(Stored data entries)
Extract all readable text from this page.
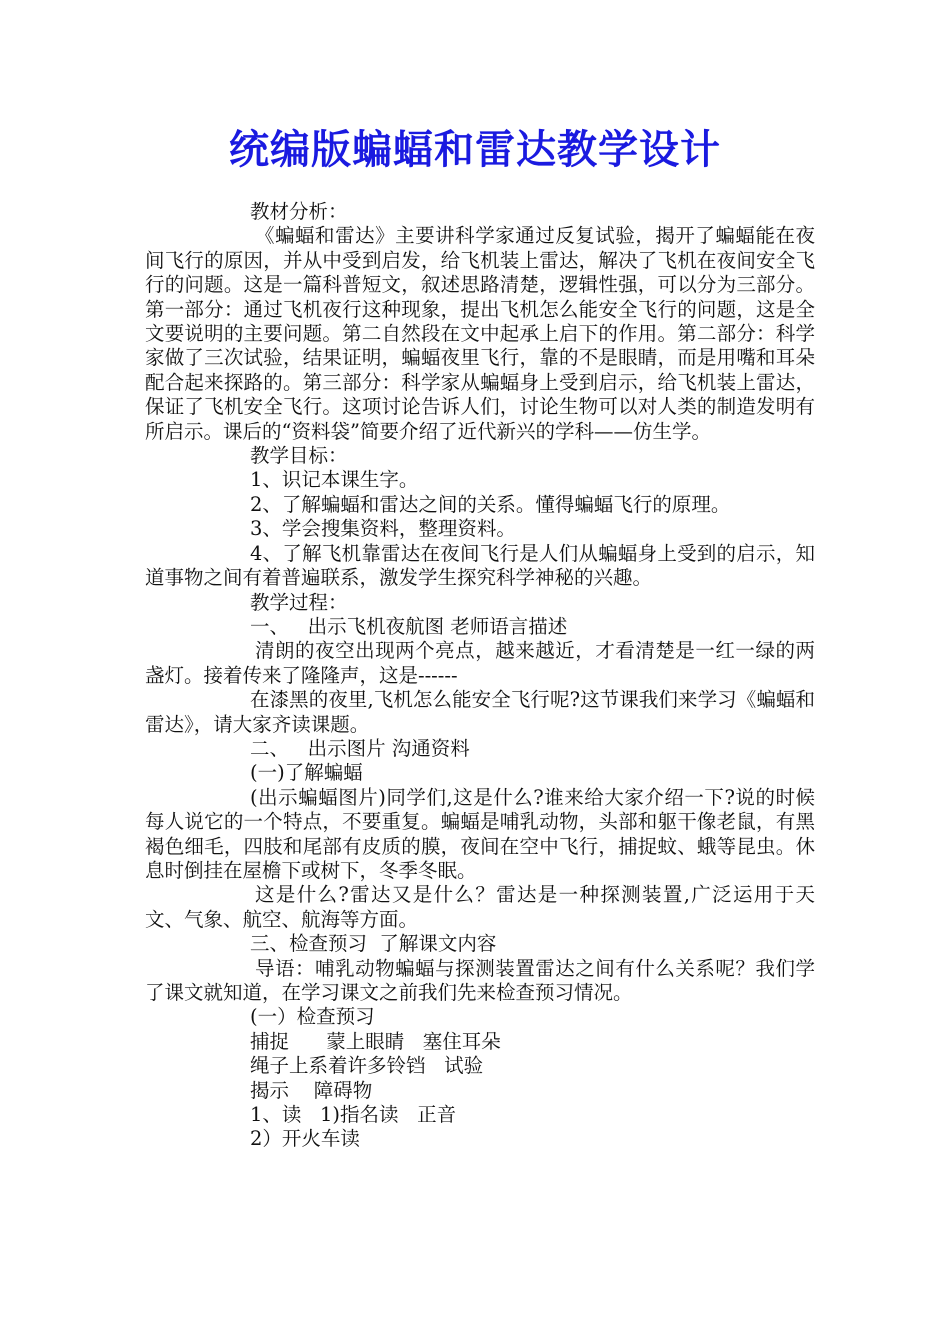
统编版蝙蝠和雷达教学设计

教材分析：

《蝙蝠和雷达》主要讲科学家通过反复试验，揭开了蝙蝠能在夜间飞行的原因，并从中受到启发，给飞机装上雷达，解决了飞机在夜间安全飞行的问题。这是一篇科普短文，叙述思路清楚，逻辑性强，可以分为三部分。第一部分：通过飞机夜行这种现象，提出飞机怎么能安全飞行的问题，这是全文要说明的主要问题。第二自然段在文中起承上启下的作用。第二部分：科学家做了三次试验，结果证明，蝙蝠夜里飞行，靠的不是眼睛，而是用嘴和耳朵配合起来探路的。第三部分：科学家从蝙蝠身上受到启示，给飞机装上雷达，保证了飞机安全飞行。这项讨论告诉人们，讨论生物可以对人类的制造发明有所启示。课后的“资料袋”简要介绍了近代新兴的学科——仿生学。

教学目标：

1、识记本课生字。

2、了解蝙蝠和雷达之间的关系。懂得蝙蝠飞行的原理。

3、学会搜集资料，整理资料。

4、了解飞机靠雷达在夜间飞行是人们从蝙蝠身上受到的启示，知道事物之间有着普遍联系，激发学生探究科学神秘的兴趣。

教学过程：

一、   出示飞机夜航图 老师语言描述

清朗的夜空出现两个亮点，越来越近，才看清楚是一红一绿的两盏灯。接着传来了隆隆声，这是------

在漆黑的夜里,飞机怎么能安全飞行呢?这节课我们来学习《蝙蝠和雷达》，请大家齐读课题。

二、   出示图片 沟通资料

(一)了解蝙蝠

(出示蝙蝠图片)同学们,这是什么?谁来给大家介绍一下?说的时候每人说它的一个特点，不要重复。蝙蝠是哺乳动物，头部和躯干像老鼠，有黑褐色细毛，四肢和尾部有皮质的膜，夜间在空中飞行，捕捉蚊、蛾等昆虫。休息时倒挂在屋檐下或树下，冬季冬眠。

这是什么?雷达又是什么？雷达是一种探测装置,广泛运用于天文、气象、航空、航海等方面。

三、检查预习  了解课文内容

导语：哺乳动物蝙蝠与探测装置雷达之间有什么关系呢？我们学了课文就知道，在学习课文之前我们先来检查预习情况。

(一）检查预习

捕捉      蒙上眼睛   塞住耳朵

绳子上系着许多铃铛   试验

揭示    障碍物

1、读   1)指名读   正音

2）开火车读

What you should do: Only lines that contain the word "这是什么" are wanted; copy each of them.

Response to the exercise:
(出示蝙蝠图片)同学们,这是什么?谁来给大家介绍一下?说的时候每人说它的一个特点，不要重复。蝙蝠是哺乳动物，头部和躯干像老鼠，有黑褐色细毛，四肢和尾部有皮质的膜，夜间在空中飞行，捕捉蚊、蛾等昆虫。休息时倒挂在屋檐下或树下，冬季冬眠。
这是什么?雷达又是什么？雷达是一种探测装置,广泛运用于天文、气象、航空、航海等方面。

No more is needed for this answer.